**Stated problem:**
Using the listing below, select the lines with the word "отчество" and copy them.

-- Begin --

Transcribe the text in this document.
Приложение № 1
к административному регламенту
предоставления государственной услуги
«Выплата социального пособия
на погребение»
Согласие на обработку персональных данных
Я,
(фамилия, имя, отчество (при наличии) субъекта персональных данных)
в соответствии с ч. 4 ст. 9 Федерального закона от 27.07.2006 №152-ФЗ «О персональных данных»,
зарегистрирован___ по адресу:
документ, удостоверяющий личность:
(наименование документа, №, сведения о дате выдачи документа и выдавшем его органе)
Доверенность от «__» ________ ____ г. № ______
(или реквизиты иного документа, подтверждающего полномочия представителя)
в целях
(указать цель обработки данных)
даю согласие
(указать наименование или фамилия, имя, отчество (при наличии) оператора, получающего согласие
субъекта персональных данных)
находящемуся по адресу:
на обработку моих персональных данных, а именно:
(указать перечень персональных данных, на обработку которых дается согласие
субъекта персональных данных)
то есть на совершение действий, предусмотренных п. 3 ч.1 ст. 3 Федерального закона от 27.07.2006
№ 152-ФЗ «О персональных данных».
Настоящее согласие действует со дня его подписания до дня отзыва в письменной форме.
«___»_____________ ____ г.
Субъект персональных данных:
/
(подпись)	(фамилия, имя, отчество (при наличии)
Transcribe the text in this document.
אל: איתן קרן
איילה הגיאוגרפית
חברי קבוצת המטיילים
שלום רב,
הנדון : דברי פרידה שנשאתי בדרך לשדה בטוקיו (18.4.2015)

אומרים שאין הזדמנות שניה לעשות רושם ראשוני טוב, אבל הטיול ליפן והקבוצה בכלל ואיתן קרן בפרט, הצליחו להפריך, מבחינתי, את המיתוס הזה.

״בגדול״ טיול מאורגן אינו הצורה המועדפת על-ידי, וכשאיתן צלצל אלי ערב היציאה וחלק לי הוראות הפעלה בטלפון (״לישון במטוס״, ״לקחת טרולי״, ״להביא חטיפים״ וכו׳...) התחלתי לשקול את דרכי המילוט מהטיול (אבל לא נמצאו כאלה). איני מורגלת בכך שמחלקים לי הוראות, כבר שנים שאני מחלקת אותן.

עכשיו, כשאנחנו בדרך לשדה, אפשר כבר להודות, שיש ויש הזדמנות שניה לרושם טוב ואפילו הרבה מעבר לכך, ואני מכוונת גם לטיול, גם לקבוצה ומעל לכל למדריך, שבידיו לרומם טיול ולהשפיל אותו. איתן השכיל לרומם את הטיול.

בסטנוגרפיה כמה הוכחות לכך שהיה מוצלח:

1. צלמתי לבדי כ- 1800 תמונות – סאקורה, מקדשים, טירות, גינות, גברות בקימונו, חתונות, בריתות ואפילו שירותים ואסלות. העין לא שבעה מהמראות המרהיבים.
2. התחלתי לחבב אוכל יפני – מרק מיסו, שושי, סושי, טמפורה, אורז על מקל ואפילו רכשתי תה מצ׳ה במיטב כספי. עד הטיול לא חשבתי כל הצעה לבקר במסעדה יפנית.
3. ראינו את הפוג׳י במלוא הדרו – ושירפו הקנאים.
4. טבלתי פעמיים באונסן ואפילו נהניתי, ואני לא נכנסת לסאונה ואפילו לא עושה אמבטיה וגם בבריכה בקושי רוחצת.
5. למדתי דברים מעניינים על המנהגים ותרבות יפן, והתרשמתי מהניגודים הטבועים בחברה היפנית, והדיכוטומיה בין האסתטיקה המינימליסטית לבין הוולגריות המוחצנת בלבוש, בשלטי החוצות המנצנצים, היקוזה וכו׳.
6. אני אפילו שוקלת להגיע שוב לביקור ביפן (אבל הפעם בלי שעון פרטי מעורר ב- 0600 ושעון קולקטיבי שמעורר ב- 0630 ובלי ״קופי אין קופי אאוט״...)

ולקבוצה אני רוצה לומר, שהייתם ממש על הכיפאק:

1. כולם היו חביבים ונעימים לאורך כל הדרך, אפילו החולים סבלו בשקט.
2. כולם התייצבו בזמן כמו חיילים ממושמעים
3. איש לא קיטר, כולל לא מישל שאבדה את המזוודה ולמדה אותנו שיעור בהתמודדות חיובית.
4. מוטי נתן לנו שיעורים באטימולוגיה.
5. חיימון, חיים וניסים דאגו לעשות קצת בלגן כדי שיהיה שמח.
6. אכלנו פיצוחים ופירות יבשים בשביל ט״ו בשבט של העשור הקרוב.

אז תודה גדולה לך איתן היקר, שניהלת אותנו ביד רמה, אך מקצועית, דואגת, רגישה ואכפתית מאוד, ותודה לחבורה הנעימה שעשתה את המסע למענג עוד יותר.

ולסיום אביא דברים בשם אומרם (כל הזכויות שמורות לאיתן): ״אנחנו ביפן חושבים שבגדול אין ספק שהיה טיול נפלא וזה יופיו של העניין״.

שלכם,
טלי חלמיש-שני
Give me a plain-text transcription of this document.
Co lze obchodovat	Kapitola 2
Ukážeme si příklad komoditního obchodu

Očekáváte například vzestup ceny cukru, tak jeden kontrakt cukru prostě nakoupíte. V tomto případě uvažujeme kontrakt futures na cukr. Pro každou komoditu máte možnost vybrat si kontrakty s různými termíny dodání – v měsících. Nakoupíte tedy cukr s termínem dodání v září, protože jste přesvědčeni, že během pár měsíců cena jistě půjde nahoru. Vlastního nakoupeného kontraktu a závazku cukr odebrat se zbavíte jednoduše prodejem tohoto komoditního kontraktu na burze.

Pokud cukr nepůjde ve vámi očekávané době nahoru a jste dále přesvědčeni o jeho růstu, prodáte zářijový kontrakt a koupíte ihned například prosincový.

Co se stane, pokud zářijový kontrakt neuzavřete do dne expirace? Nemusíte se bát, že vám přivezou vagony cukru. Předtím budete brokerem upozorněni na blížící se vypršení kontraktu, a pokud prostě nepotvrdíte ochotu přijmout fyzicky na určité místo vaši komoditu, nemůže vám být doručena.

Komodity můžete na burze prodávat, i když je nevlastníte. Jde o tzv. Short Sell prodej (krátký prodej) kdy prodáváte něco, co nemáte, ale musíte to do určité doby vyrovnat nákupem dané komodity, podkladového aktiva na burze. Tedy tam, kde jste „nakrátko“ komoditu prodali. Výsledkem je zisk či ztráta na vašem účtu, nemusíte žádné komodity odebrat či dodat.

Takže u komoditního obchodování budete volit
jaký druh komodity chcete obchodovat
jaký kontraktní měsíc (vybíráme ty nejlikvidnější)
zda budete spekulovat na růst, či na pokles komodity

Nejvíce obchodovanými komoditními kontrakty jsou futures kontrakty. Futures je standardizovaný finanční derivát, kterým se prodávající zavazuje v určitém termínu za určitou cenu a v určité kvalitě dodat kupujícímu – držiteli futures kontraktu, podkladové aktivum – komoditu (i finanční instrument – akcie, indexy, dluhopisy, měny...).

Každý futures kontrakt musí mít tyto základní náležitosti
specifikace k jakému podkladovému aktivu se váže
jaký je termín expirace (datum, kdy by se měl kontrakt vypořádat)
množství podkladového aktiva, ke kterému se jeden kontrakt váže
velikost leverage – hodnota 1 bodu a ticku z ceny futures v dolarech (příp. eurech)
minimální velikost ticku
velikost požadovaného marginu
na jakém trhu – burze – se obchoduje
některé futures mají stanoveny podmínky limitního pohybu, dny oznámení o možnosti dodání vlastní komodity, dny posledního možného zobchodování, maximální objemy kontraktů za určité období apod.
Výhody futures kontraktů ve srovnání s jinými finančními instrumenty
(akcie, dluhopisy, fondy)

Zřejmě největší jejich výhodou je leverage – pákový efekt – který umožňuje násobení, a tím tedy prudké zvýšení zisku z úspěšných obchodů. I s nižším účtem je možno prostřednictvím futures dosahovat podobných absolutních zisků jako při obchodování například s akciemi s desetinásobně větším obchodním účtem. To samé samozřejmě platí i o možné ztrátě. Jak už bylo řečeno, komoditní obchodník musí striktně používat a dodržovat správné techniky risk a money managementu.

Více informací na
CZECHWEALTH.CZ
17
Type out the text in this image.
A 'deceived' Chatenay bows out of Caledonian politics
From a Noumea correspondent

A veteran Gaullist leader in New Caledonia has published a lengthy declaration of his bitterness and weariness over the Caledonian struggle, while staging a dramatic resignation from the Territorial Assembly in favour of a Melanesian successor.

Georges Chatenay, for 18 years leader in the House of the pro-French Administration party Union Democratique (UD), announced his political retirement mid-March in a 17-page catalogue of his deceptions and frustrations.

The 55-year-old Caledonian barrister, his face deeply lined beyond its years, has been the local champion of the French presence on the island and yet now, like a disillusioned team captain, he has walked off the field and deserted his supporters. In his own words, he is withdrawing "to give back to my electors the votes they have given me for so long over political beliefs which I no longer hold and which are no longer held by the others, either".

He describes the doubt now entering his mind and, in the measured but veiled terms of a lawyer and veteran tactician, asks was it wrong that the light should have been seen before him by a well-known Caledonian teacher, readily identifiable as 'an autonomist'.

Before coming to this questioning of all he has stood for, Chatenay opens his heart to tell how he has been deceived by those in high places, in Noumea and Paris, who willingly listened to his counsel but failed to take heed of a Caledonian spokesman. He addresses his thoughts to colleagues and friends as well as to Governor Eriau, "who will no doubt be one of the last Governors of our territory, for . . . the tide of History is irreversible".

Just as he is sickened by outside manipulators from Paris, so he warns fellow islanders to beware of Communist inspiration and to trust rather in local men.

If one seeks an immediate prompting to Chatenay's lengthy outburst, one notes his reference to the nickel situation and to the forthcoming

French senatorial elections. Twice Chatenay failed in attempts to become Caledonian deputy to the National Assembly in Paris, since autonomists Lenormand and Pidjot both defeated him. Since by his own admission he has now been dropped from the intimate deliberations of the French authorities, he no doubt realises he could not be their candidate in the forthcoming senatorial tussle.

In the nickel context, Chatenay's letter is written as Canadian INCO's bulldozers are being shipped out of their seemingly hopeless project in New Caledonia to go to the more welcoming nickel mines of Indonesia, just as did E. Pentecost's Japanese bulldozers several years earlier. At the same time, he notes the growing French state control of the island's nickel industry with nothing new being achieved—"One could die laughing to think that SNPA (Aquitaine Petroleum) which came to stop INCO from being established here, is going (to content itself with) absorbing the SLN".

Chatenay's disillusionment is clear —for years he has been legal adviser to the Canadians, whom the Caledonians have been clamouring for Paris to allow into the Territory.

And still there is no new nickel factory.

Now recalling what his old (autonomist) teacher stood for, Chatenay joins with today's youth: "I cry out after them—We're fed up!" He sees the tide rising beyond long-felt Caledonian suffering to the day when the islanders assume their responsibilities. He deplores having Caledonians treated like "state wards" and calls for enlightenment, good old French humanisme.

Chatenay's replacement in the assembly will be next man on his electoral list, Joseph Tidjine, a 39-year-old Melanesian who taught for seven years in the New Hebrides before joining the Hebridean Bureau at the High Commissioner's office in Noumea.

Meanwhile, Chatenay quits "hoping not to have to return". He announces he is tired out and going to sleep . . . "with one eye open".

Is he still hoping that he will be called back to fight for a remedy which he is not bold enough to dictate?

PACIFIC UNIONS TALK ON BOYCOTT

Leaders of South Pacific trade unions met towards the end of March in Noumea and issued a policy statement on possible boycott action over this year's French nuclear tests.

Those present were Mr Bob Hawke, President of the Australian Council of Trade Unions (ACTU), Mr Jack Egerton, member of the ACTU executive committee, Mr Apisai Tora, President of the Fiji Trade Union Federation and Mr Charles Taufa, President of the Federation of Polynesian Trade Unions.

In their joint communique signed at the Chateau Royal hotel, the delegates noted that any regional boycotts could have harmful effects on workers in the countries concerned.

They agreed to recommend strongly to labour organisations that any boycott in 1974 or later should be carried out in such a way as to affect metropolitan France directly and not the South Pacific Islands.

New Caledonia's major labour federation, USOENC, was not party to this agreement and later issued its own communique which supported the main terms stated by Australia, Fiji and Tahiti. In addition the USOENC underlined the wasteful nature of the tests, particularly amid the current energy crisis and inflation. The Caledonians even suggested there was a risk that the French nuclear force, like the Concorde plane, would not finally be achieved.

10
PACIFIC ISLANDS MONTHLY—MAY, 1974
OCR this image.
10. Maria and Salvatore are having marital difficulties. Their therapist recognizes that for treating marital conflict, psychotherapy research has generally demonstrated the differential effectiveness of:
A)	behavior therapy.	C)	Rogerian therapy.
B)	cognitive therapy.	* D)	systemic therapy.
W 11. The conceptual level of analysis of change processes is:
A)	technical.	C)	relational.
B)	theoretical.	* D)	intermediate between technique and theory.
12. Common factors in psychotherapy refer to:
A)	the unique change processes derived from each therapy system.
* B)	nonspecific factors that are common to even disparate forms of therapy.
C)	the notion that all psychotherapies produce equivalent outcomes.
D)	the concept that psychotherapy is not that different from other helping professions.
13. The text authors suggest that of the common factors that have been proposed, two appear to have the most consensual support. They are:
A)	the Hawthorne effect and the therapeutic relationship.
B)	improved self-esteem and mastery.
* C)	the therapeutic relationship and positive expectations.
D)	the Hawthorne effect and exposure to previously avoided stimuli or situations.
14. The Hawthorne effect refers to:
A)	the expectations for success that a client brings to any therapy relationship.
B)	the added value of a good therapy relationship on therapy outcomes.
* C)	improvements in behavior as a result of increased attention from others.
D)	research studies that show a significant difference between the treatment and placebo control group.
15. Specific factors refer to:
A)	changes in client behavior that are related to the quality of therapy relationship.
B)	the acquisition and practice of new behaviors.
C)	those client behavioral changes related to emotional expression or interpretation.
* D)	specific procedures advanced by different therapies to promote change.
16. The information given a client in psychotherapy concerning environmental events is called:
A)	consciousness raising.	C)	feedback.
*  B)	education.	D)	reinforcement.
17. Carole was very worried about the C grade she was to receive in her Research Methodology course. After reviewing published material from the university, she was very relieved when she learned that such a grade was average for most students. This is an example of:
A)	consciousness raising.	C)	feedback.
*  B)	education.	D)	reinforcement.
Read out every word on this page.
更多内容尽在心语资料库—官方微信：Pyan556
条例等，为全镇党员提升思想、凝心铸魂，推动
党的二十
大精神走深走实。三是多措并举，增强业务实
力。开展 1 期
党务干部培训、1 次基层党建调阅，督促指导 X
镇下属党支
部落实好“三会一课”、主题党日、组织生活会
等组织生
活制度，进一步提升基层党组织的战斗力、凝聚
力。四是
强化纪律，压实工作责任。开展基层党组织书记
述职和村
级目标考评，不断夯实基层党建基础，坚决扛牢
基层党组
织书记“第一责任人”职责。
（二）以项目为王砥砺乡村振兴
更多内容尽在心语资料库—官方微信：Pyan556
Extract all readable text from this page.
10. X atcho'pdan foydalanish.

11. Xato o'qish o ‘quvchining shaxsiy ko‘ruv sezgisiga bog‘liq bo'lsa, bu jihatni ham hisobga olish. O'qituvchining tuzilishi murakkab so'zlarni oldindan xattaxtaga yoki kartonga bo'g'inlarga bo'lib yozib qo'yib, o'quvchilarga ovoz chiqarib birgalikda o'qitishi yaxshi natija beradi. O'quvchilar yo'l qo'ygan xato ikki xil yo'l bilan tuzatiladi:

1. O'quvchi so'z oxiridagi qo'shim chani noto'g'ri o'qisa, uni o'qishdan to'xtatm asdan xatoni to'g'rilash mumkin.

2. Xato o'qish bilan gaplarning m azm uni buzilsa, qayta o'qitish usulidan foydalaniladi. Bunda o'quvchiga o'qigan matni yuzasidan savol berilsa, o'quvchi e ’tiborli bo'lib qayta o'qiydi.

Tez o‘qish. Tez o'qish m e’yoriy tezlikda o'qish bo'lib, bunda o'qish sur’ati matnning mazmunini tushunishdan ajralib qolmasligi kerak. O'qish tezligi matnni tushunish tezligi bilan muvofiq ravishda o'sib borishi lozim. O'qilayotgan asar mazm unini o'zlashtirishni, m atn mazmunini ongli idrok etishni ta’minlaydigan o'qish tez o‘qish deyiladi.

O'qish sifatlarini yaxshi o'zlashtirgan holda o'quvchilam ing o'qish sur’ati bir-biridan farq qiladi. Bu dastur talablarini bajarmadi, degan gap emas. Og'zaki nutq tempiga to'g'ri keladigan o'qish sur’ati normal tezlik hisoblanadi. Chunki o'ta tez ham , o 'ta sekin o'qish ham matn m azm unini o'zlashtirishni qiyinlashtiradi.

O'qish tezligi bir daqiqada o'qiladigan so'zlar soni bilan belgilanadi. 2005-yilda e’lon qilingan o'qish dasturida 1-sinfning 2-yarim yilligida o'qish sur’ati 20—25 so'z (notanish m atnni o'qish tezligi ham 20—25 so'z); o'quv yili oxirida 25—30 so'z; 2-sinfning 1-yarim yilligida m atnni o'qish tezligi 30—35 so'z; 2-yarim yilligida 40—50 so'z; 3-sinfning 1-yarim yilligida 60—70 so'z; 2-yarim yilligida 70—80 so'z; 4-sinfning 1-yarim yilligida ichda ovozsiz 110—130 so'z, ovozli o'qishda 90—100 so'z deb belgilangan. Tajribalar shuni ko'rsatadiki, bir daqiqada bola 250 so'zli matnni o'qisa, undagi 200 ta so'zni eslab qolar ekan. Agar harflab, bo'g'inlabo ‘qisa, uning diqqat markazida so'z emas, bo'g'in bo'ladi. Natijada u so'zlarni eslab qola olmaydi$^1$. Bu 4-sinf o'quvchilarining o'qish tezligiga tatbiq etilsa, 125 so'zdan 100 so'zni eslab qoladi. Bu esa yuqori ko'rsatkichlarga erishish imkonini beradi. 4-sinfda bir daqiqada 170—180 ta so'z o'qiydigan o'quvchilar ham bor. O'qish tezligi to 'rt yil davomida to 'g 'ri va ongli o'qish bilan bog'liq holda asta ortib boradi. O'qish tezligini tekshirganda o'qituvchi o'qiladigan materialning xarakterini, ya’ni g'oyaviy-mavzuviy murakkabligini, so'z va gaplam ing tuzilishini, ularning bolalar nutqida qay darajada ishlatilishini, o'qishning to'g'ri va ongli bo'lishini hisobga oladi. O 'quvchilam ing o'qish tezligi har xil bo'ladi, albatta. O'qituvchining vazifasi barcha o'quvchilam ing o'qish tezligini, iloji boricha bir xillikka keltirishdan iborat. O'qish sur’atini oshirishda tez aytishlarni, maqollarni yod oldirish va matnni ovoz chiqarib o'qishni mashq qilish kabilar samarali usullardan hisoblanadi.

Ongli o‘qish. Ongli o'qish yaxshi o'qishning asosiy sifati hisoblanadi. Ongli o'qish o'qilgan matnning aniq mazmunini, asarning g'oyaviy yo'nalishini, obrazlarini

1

-- End --

**Exercise output:**
(фамилия, имя, отчество (при наличии) субъекта персональных данных)
(указать наименование или фамилия, имя, отчество (при наличии) оператора, получающего согласие
(подпись)	(фамилия, имя, отчество (при наличии)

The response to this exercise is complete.